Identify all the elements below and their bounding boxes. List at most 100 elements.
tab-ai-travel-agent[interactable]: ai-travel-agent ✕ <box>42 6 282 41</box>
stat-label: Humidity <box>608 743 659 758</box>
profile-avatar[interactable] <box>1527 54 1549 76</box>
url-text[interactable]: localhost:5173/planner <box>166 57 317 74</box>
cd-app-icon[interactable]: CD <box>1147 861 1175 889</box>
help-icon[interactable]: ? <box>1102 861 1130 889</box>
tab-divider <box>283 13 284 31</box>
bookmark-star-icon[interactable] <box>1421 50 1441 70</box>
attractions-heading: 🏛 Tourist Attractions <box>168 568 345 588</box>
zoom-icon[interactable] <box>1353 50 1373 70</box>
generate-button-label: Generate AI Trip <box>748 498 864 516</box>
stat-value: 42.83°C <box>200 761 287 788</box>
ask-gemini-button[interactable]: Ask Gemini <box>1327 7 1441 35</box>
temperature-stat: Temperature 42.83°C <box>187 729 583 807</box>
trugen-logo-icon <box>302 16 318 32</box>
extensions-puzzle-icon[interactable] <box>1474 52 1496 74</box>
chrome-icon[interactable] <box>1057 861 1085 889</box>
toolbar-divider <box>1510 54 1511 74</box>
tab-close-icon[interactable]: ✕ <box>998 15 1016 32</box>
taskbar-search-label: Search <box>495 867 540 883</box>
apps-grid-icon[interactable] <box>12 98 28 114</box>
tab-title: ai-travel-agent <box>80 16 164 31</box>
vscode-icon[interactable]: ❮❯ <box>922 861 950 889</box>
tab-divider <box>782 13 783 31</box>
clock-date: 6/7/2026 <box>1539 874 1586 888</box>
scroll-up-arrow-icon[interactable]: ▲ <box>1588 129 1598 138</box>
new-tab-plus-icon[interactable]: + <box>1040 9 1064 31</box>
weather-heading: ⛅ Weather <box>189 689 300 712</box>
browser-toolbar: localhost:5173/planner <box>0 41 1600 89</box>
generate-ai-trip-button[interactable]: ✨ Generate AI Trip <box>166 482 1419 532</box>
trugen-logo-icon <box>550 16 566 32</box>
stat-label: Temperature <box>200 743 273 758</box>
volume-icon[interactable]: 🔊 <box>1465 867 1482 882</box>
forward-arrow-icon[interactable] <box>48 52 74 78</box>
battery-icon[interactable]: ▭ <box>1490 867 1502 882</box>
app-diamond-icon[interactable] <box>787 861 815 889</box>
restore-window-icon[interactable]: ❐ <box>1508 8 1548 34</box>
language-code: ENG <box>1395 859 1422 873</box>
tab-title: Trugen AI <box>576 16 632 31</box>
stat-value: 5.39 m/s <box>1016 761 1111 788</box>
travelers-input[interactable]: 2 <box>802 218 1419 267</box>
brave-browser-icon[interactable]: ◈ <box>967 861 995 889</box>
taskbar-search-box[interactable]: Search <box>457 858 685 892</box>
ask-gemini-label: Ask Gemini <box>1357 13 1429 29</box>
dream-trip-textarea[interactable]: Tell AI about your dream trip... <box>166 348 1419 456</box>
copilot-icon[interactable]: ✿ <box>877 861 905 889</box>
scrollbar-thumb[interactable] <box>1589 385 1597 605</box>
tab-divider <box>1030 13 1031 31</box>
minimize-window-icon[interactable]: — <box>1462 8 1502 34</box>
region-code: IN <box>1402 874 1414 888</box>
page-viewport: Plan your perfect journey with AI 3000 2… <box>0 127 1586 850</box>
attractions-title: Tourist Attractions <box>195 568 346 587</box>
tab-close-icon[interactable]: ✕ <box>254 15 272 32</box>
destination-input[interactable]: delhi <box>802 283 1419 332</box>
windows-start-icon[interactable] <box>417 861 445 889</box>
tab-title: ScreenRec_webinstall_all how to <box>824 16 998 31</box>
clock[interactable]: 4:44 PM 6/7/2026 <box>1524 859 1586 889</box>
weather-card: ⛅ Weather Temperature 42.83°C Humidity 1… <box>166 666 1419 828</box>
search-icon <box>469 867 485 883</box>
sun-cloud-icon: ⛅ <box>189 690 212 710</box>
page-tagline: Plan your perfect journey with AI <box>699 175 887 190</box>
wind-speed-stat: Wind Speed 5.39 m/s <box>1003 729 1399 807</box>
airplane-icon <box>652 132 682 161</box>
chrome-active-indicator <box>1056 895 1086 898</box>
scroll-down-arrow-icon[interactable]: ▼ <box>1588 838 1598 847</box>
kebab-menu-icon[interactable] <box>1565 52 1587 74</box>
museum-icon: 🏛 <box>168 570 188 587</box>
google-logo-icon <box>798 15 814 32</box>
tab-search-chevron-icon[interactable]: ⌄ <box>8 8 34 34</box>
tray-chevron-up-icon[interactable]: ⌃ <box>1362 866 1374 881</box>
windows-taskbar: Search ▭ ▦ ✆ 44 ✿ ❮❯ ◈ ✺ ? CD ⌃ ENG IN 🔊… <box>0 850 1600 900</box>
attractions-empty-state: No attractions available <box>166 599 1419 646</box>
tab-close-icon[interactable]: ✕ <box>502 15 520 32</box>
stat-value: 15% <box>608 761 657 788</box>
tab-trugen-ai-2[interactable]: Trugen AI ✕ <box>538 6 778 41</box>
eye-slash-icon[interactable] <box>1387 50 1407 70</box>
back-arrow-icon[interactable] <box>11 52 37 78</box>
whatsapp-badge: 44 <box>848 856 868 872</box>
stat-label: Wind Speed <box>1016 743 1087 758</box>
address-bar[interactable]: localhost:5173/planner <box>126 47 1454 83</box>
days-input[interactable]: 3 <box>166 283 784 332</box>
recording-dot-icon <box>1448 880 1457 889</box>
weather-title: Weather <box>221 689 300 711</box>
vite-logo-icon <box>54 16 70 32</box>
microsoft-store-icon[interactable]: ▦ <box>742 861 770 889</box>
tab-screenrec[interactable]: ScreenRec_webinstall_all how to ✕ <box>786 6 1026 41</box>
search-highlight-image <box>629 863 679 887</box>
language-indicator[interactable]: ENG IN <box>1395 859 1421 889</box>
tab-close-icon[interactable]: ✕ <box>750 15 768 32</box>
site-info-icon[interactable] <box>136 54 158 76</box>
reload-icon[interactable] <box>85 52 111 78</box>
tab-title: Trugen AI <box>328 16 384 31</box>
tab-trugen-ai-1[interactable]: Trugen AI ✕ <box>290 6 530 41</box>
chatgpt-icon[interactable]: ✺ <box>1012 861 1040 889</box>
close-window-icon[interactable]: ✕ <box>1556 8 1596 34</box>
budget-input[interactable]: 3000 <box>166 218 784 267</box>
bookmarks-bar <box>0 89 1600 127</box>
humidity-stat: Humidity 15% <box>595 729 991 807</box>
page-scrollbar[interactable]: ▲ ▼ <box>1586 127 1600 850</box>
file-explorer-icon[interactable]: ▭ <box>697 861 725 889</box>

.....

§ PROBLEM: Please return every line of the material above unchanged, in the same order.

§ FINAL ANSWER:
Identify all the elements below and their bounding boxes. List at most 100 elements.
tab-ai-travel-agent[interactable]: ai-travel-agent ✕ <box>42 6 282 41</box>
stat-label: Humidity <box>608 743 659 758</box>
profile-avatar[interactable] <box>1527 54 1549 76</box>
url-text[interactable]: localhost:5173/planner <box>166 57 317 74</box>
cd-app-icon[interactable]: CD <box>1147 861 1175 889</box>
help-icon[interactable]: ? <box>1102 861 1130 889</box>
tab-divider <box>283 13 284 31</box>
bookmark-star-icon[interactable] <box>1421 50 1441 70</box>
attractions-heading: 🏛 Tourist Attractions <box>168 568 345 588</box>
zoom-icon[interactable] <box>1353 50 1373 70</box>
generate-button-label: Generate AI Trip <box>748 498 864 516</box>
stat-value: 42.83°C <box>200 761 287 788</box>
ask-gemini-button[interactable]: Ask Gemini <box>1327 7 1441 35</box>
temperature-stat: Temperature 42.83°C <box>187 729 583 807</box>
trugen-logo-icon <box>302 16 318 32</box>
extensions-puzzle-icon[interactable] <box>1474 52 1496 74</box>
chrome-icon[interactable] <box>1057 861 1085 889</box>
toolbar-divider <box>1510 54 1511 74</box>
tab-close-icon[interactable]: ✕ <box>998 15 1016 32</box>
taskbar-search-label: Search <box>495 867 540 883</box>
apps-grid-icon[interactable] <box>12 98 28 114</box>
tab-title: ai-travel-agent <box>80 16 164 31</box>
vscode-icon[interactable]: ❮❯ <box>922 861 950 889</box>
tab-divider <box>782 13 783 31</box>
clock-date: 6/7/2026 <box>1539 874 1586 888</box>
scroll-up-arrow-icon[interactable]: ▲ <box>1588 129 1598 138</box>
new-tab-plus-icon[interactable]: + <box>1040 9 1064 31</box>
weather-heading: ⛅ Weather <box>189 689 300 712</box>
browser-toolbar: localhost:5173/planner <box>0 41 1600 89</box>
generate-ai-trip-button[interactable]: ✨ Generate AI Trip <box>166 482 1419 532</box>
trugen-logo-icon <box>550 16 566 32</box>
stat-label: Temperature <box>200 743 273 758</box>
volume-icon[interactable]: 🔊 <box>1465 867 1482 882</box>
forward-arrow-icon[interactable] <box>48 52 74 78</box>
battery-icon[interactable]: ▭ <box>1490 867 1502 882</box>
app-diamond-icon[interactable] <box>787 861 815 889</box>
restore-window-icon[interactable]: ❐ <box>1508 8 1548 34</box>
language-code: ENG <box>1395 859 1422 873</box>
tab-title: Trugen AI <box>576 16 632 31</box>
stat-value: 5.39 m/s <box>1016 761 1111 788</box>
travelers-input[interactable]: 2 <box>802 218 1419 267</box>
brave-browser-icon[interactable]: ◈ <box>967 861 995 889</box>
taskbar-search-box[interactable]: Search <box>457 858 685 892</box>
ask-gemini-label: Ask Gemini <box>1357 13 1429 29</box>
dream-trip-textarea[interactable]: Tell AI about your dream trip... <box>166 348 1419 456</box>
copilot-icon[interactable]: ✿ <box>877 861 905 889</box>
scrollbar-thumb[interactable] <box>1589 385 1597 605</box>
tab-divider <box>1030 13 1031 31</box>
minimize-window-icon[interactable]: — <box>1462 8 1502 34</box>
region-code: IN <box>1402 874 1414 888</box>
page-viewport: Plan your perfect journey with AI 3000 2… <box>0 127 1586 850</box>
attractions-title: Tourist Attractions <box>195 568 346 587</box>
tab-close-icon[interactable]: ✕ <box>254 15 272 32</box>
destination-input[interactable]: delhi <box>802 283 1419 332</box>
windows-start-icon[interactable] <box>417 861 445 889</box>
tab-title: ScreenRec_webinstall_all how to <box>824 16 998 31</box>
clock[interactable]: 4:44 PM 6/7/2026 <box>1524 859 1586 889</box>
weather-card: ⛅ Weather Temperature 42.83°C Humidity 1… <box>166 666 1419 828</box>
search-icon <box>469 867 485 883</box>
sun-cloud-icon: ⛅ <box>189 690 212 710</box>
page-tagline: Plan your perfect journey with AI <box>699 175 887 190</box>
wind-speed-stat: Wind Speed 5.39 m/s <box>1003 729 1399 807</box>
airplane-icon <box>652 132 682 161</box>
chrome-active-indicator <box>1056 895 1086 898</box>
scroll-down-arrow-icon[interactable]: ▼ <box>1588 838 1598 847</box>
kebab-menu-icon[interactable] <box>1565 52 1587 74</box>
museum-icon: 🏛 <box>168 570 188 587</box>
google-logo-icon <box>798 15 814 32</box>
tab-search-chevron-icon[interactable]: ⌄ <box>8 8 34 34</box>
tray-chevron-up-icon[interactable]: ⌃ <box>1362 866 1374 881</box>
windows-taskbar: Search ▭ ▦ ✆ 44 ✿ ❮❯ ◈ ✺ ? CD ⌃ ENG IN 🔊… <box>0 850 1600 900</box>
attractions-empty-state: No attractions available <box>166 599 1419 646</box>
tab-close-icon[interactable]: ✕ <box>502 15 520 32</box>
stat-value: 15% <box>608 761 657 788</box>
tab-trugen-ai-2[interactable]: Trugen AI ✕ <box>538 6 778 41</box>
eye-slash-icon[interactable] <box>1387 50 1407 70</box>
back-arrow-icon[interactable] <box>11 52 37 78</box>
whatsapp-badge: 44 <box>848 856 868 872</box>
stat-label: Wind Speed <box>1016 743 1087 758</box>
address-bar[interactable]: localhost:5173/planner <box>126 47 1454 83</box>
days-input[interactable]: 3 <box>166 283 784 332</box>
recording-dot-icon <box>1448 880 1457 889</box>
weather-title: Weather <box>221 689 300 711</box>
vite-logo-icon <box>54 16 70 32</box>
microsoft-store-icon[interactable]: ▦ <box>742 861 770 889</box>
tab-screenrec[interactable]: ScreenRec_webinstall_all how to ✕ <box>786 6 1026 41</box>
search-highlight-image <box>629 863 679 887</box>
language-indicator[interactable]: ENG IN <box>1395 859 1421 889</box>
tab-close-icon[interactable]: ✕ <box>750 15 768 32</box>
site-info-icon[interactable] <box>136 54 158 76</box>
reload-icon[interactable] <box>85 52 111 78</box>
tab-title: Trugen AI <box>328 16 384 31</box>
tab-trugen-ai-1[interactable]: Trugen AI ✕ <box>290 6 530 41</box>
chatgpt-icon[interactable]: ✺ <box>1012 861 1040 889</box>
close-window-icon[interactable]: ✕ <box>1556 8 1596 34</box>
budget-input[interactable]: 3000 <box>166 218 784 267</box>
bookmarks-bar <box>0 89 1600 127</box>
humidity-stat: Humidity 15% <box>595 729 991 807</box>
page-scrollbar[interactable]: ▲ ▼ <box>1586 127 1600 850</box>
file-explorer-icon[interactable]: ▭ <box>697 861 725 889</box>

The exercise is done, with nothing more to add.